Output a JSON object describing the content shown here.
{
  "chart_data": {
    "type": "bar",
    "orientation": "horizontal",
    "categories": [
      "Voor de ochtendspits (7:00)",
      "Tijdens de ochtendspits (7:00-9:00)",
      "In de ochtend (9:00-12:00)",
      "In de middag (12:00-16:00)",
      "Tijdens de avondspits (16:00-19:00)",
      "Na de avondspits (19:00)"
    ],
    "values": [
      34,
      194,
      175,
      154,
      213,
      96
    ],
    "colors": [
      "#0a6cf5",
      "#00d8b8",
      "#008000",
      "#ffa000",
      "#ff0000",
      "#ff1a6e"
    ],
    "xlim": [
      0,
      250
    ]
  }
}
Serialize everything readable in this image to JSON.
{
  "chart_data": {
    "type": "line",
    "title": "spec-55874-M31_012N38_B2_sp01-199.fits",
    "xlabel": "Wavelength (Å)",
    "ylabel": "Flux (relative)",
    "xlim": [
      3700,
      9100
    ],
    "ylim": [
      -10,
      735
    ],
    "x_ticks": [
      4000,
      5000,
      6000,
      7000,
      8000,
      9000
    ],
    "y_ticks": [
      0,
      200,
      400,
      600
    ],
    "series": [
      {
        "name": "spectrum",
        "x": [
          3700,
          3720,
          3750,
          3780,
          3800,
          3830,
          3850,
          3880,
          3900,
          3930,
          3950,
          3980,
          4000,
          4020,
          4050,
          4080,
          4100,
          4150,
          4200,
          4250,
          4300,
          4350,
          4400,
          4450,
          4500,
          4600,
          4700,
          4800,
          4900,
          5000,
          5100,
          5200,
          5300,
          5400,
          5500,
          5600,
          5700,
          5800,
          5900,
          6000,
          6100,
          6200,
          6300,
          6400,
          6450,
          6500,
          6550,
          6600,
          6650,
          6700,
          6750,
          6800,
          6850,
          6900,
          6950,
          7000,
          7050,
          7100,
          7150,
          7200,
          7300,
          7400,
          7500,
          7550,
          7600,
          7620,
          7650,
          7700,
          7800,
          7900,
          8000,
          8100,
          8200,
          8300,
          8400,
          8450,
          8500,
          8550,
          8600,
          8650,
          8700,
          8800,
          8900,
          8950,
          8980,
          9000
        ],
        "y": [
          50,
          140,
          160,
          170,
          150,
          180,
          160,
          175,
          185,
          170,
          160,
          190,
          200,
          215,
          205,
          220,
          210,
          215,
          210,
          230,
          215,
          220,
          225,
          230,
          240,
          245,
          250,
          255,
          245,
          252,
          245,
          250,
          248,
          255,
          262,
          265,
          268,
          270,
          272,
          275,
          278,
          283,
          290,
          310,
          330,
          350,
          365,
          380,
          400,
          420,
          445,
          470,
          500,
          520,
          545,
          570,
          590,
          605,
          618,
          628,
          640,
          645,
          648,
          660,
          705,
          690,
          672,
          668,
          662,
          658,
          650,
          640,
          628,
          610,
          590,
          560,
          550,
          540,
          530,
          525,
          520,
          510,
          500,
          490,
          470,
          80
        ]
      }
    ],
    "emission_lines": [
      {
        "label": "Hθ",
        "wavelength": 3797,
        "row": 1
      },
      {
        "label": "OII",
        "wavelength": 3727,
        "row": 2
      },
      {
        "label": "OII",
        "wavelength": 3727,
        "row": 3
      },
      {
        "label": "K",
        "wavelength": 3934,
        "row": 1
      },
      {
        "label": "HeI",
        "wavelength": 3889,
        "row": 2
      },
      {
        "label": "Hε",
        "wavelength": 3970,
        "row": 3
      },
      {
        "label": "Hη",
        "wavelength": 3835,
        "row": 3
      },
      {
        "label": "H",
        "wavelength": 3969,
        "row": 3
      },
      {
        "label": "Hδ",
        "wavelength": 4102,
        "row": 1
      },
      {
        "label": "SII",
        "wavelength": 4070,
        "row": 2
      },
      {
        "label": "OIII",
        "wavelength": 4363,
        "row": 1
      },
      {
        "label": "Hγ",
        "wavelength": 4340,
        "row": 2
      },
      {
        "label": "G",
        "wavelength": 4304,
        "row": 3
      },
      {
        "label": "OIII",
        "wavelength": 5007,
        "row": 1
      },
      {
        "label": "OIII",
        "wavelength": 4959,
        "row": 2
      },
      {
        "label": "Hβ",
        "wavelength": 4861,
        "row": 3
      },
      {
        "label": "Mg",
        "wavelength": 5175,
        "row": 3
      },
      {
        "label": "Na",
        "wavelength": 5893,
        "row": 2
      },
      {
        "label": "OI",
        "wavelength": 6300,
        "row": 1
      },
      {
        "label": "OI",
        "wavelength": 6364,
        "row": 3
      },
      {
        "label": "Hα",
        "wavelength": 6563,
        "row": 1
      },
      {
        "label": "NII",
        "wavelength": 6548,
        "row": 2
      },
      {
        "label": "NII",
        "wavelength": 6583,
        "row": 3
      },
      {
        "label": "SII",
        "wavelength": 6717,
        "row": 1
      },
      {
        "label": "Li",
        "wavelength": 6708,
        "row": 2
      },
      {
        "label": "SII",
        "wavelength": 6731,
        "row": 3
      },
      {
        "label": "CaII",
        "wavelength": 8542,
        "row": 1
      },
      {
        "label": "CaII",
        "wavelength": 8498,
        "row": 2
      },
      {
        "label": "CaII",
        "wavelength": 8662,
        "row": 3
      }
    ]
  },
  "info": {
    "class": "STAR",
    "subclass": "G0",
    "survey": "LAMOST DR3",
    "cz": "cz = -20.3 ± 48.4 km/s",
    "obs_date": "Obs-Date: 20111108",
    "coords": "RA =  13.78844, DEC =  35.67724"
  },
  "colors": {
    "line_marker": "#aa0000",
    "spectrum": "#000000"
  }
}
__________________________________________________
▶ **Do this**:
Write out all of the records once more, exactly.

▶ **Worked solution**:
Output a JSON object describing the content shown here.
{
  "chart_data": {
    "type": "bar",
    "orientation": "horizontal",
    "categories": [
      "Voor de ochtendspits (7:00)",
      "Tijdens de ochtendspits (7:00-9:00)",
      "In de ochtend (9:00-12:00)",
      "In de middag (12:00-16:00)",
      "Tijdens de avondspits (16:00-19:00)",
      "Na de avondspits (19:00)"
    ],
    "values": [
      34,
      194,
      175,
      154,
      213,
      96
    ],
    "colors": [
      "#0a6cf5",
      "#00d8b8",
      "#008000",
      "#ffa000",
      "#ff0000",
      "#ff1a6e"
    ],
    "xlim": [
      0,
      250
    ]
  }
}
Serialize everything readable in this image to JSON.
{
  "chart_data": {
    "type": "line",
    "title": "spec-55874-M31_012N38_B2_sp01-199.fits",
    "xlabel": "Wavelength (Å)",
    "ylabel": "Flux (relative)",
    "xlim": [
      3700,
      9100
    ],
    "ylim": [
      -10,
      735
    ],
    "x_ticks": [
      4000,
      5000,
      6000,
      7000,
      8000,
      9000
    ],
    "y_ticks": [
      0,
      200,
      400,
      600
    ],
    "series": [
      {
        "name": "spectrum",
        "x": [
          3700,
          3720,
          3750,
          3780,
          3800,
          3830,
          3850,
          3880,
          3900,
          3930,
          3950,
          3980,
          4000,
          4020,
          4050,
          4080,
          4100,
          4150,
          4200,
          4250,
          4300,
          4350,
          4400,
          4450,
          4500,
          4600,
          4700,
          4800,
          4900,
          5000,
          5100,
          5200,
          5300,
          5400,
          5500,
          5600,
          5700,
          5800,
          5900,
          6000,
          6100,
          6200,
          6300,
          6400,
          6450,
          6500,
          6550,
          6600,
          6650,
          6700,
          6750,
          6800,
          6850,
          6900,
          6950,
          7000,
          7050,
          7100,
          7150,
          7200,
          7300,
          7400,
          7500,
          7550,
          7600,
          7620,
          7650,
          7700,
          7800,
          7900,
          8000,
          8100,
          8200,
          8300,
          8400,
          8450,
          8500,
          8550,
          8600,
          8650,
          8700,
          8800,
          8900,
          8950,
          8980,
          9000
        ],
        "y": [
          50,
          140,
          160,
          170,
          150,
          180,
          160,
          175,
          185,
          170,
          160,
          190,
          200,
          215,
          205,
          220,
          210,
          215,
          210,
          230,
          215,
          220,
          225,
          230,
          240,
          245,
          250,
          255,
          245,
          252,
          245,
          250,
          248,
          255,
          262,
          265,
          268,
          270,
          272,
          275,
          278,
          283,
          290,
          310,
          330,
          350,
          365,
          380,
          400,
          420,
          445,
          470,
          500,
          520,
          545,
          570,
          590,
          605,
          618,
          628,
          640,
          645,
          648,
          660,
          705,
          690,
          672,
          668,
          662,
          658,
          650,
          640,
          628,
          610,
          590,
          560,
          550,
          540,
          530,
          525,
          520,
          510,
          500,
          490,
          470,
          80
        ]
      }
    ],
    "emission_lines": [
      {
        "label": "Hθ",
        "wavelength": 3797,
        "row": 1
      },
      {
        "label": "OII",
        "wavelength": 3727,
        "row": 2
      },
      {
        "label": "OII",
        "wavelength": 3727,
        "row": 3
      },
      {
        "label": "K",
        "wavelength": 3934,
        "row": 1
      },
      {
        "label": "HeI",
        "wavelength": 3889,
        "row": 2
      },
      {
        "label": "Hε",
        "wavelength": 3970,
        "row": 3
      },
      {
        "label": "Hη",
        "wavelength": 3835,
        "row": 3
      },
      {
        "label": "H",
        "wavelength": 3969,
        "row": 3
      },
      {
        "label": "Hδ",
        "wavelength": 4102,
        "row": 1
      },
      {
        "label": "SII",
        "wavelength": 4070,
        "row": 2
      },
      {
        "label": "OIII",
        "wavelength": 4363,
        "row": 1
      },
      {
        "label": "Hγ",
        "wavelength": 4340,
        "row": 2
      },
      {
        "label": "G",
        "wavelength": 4304,
        "row": 3
      },
      {
        "label": "OIII",
        "wavelength": 5007,
        "row": 1
      },
      {
        "label": "OIII",
        "wavelength": 4959,
        "row": 2
      },
      {
        "label": "Hβ",
        "wavelength": 4861,
        "row": 3
      },
      {
        "label": "Mg",
        "wavelength": 5175,
        "row": 3
      },
      {
        "label": "Na",
        "wavelength": 5893,
        "row": 2
      },
      {
        "label": "OI",
        "wavelength": 6300,
        "row": 1
      },
      {
        "label": "OI",
        "wavelength": 6364,
        "row": 3
      },
      {
        "label": "Hα",
        "wavelength": 6563,
        "row": 1
      },
      {
        "label": "NII",
        "wavelength": 6548,
        "row": 2
      },
      {
        "label": "NII",
        "wavelength": 6583,
        "row": 3
      },
      {
        "label": "SII",
        "wavelength": 6717,
        "row": 1
      },
      {
        "label": "Li",
        "wavelength": 6708,
        "row": 2
      },
      {
        "label": "SII",
        "wavelength": 6731,
        "row": 3
      },
      {
        "label": "CaII",
        "wavelength": 8542,
        "row": 1
      },
      {
        "label": "CaII",
        "wavelength": 8498,
        "row": 2
      },
      {
        "label": "CaII",
        "wavelength": 8662,
        "row": 3
      }
    ]
  },
  "info": {
    "class": "STAR",
    "subclass": "G0",
    "survey": "LAMOST DR3",
    "cz": "cz = -20.3 ± 48.4 km/s",
    "obs_date": "Obs-Date: 20111108",
    "coords": "RA =  13.78844, DEC =  35.67724"
  },
  "colors": {
    "line_marker": "#aa0000",
    "spectrum": "#000000"
  }
}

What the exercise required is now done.